— Task —
Extract each line containing the string "this".

# START OF Records supplied

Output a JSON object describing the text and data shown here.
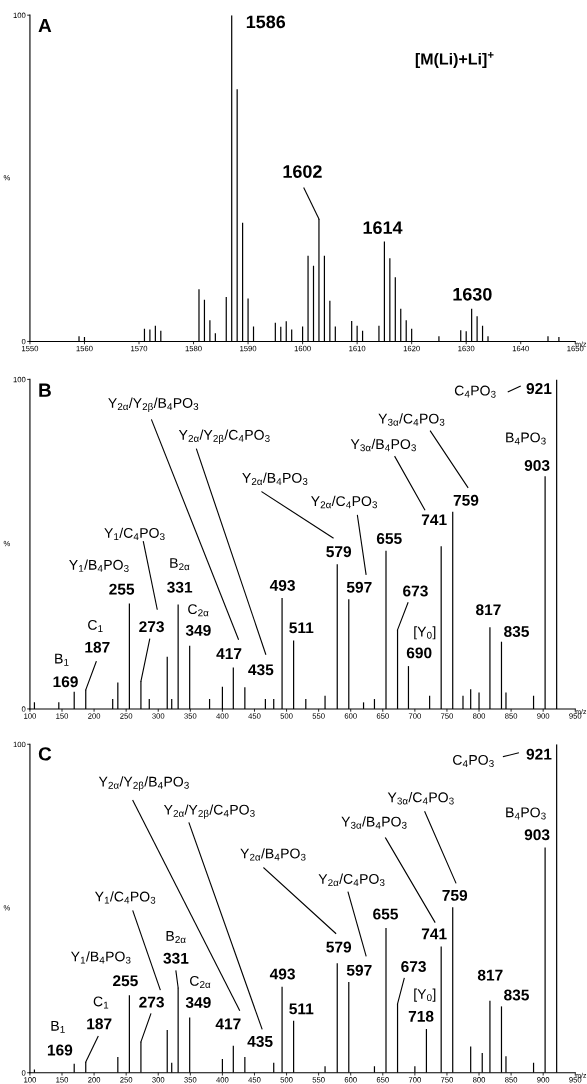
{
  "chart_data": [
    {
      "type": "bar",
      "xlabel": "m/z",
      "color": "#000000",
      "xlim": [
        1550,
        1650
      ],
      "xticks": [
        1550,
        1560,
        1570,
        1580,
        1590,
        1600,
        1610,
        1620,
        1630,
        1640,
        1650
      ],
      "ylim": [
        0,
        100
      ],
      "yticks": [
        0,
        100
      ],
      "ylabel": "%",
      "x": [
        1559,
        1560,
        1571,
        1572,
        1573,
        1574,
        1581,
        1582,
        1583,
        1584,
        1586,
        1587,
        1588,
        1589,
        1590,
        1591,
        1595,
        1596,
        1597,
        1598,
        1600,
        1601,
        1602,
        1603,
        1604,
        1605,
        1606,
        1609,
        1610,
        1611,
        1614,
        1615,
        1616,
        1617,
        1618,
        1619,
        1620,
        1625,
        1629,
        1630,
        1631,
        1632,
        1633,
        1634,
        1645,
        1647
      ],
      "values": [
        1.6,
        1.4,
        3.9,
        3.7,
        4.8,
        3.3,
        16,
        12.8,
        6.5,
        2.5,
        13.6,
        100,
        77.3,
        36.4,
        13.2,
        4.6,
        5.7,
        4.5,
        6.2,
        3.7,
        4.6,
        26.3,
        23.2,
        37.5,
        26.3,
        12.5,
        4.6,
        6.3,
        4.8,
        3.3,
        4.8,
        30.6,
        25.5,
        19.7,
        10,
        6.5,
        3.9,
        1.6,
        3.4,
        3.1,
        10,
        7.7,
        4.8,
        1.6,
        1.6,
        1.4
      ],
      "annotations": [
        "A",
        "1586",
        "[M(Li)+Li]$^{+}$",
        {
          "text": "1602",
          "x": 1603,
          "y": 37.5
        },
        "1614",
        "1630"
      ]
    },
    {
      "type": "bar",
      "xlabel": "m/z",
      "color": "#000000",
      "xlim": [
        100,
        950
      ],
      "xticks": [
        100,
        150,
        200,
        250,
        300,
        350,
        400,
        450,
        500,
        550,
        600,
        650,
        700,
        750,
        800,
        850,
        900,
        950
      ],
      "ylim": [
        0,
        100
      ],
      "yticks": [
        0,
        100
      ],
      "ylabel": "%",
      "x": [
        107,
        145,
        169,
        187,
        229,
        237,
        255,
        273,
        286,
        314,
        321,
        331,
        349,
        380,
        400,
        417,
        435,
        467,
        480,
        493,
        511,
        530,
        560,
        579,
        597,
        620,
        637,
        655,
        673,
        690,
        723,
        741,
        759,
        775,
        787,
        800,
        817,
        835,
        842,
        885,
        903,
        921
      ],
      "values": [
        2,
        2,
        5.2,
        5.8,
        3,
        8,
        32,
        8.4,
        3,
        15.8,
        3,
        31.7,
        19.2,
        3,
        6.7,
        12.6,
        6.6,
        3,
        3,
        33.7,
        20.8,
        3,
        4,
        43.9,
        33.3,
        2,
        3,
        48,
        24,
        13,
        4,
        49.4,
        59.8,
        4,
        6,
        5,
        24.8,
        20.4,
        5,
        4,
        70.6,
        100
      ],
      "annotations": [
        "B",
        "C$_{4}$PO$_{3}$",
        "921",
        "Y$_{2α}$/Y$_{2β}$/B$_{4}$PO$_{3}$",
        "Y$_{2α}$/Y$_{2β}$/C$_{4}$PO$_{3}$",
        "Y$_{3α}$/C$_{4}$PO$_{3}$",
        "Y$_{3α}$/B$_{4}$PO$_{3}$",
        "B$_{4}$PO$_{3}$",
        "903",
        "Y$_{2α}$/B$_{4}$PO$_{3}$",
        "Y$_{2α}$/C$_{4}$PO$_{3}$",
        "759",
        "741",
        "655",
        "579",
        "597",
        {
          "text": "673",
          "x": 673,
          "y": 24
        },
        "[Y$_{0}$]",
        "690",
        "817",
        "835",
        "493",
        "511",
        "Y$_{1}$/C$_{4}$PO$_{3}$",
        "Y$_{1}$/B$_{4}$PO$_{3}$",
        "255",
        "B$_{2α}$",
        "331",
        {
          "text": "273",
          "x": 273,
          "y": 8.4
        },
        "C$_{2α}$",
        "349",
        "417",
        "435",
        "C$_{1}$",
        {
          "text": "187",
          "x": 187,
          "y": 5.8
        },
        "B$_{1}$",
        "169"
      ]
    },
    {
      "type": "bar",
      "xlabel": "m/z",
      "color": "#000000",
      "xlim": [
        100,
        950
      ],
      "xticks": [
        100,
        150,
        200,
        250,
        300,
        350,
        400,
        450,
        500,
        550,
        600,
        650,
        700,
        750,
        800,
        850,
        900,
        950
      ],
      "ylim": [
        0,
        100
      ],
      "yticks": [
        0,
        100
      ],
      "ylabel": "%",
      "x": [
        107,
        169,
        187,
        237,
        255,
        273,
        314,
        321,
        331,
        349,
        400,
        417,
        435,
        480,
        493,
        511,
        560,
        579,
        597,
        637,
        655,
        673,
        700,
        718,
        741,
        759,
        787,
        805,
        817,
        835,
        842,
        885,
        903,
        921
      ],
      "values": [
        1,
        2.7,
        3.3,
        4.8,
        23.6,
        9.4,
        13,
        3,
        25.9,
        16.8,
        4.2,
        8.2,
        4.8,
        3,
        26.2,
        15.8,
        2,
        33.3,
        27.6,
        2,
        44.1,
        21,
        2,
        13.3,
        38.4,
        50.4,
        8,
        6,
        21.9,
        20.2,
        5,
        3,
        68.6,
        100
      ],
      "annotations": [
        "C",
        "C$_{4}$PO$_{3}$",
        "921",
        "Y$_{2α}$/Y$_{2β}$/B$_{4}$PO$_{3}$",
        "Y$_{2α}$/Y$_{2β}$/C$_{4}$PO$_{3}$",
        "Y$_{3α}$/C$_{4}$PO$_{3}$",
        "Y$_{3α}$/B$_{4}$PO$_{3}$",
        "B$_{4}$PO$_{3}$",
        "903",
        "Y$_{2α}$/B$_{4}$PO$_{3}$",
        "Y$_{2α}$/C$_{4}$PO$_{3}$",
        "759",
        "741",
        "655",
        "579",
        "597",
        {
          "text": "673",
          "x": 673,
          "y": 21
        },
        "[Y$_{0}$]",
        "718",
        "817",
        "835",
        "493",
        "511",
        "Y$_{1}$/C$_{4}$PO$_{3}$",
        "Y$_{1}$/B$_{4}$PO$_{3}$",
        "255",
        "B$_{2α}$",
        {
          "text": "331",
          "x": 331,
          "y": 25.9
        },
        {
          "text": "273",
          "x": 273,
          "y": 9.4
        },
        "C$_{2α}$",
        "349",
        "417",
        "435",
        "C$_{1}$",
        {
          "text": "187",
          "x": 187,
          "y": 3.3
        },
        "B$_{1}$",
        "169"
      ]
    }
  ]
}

# END OF Records supplied
# START OF Records supplied

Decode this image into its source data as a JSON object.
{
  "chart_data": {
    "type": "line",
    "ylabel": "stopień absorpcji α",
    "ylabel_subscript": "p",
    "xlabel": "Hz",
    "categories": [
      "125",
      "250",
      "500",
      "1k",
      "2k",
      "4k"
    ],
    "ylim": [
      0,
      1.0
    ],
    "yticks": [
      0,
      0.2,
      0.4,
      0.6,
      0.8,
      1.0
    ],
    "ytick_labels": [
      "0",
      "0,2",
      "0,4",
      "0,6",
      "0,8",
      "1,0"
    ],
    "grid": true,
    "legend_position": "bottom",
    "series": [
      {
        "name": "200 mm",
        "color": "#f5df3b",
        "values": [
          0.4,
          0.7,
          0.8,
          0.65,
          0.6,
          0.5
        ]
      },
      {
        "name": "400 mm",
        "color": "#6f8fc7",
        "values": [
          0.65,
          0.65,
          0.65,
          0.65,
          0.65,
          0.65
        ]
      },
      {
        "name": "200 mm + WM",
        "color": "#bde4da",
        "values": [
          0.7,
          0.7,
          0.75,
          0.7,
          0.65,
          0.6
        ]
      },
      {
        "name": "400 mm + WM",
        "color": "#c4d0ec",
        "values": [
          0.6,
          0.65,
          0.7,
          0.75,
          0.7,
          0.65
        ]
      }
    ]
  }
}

# END OF Records supplied
# START OF Records supplied

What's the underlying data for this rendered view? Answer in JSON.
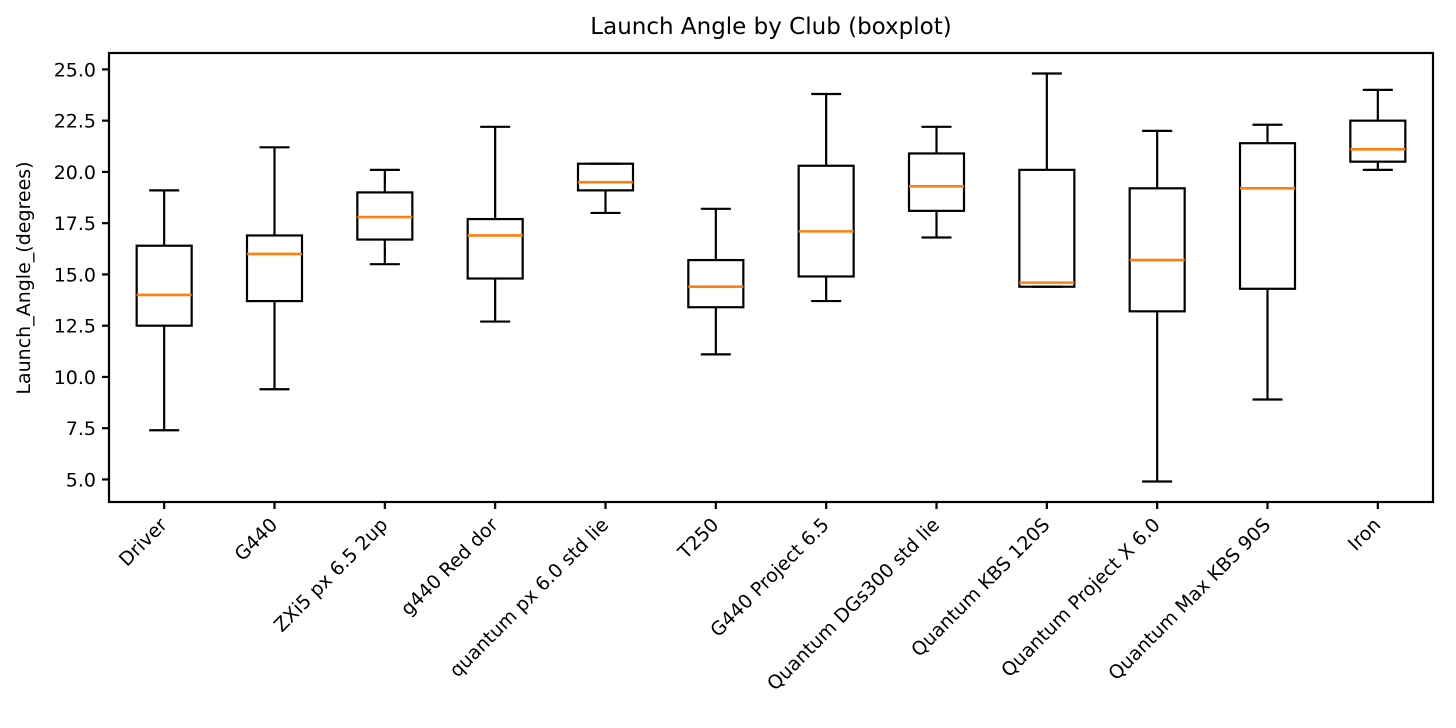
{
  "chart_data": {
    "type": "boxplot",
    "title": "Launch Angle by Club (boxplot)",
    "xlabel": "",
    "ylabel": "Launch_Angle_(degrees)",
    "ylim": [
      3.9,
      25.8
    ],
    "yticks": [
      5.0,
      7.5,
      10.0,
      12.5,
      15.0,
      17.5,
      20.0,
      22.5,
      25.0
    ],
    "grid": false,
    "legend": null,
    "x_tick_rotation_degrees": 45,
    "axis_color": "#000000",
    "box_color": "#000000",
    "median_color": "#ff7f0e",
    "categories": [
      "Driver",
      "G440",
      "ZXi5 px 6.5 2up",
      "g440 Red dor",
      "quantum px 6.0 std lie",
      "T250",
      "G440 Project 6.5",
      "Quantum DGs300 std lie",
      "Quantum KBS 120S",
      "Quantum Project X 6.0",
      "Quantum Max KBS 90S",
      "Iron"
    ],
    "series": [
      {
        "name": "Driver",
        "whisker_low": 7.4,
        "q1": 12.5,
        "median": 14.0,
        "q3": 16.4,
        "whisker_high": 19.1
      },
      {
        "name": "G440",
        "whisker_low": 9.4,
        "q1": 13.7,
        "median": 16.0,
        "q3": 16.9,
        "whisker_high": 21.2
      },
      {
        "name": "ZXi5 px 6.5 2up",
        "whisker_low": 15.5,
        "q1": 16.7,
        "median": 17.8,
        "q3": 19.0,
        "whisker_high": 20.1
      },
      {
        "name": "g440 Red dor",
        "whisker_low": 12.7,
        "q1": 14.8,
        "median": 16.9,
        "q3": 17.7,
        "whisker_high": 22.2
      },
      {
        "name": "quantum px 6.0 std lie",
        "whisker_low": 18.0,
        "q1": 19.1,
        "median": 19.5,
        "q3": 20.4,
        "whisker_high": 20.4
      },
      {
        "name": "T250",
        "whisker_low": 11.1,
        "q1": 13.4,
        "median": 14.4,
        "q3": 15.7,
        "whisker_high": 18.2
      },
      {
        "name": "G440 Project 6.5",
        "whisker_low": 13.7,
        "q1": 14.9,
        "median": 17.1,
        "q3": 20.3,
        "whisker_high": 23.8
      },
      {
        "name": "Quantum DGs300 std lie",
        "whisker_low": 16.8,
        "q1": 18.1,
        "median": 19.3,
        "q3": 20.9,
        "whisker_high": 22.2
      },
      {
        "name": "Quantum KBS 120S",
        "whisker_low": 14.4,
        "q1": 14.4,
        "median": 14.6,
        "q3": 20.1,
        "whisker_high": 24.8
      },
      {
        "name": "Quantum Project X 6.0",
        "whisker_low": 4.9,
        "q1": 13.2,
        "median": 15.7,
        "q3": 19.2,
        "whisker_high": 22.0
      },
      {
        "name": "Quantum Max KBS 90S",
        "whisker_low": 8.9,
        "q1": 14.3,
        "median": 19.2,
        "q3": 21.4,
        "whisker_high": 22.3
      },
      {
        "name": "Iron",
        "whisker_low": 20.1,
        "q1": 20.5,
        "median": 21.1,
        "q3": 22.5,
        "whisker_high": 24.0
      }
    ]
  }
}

# END OF Records supplied

— Exercise result —
Decode this image into its source data as a JSON object.
What's the underlying data for this rendered view? Answer in JSON.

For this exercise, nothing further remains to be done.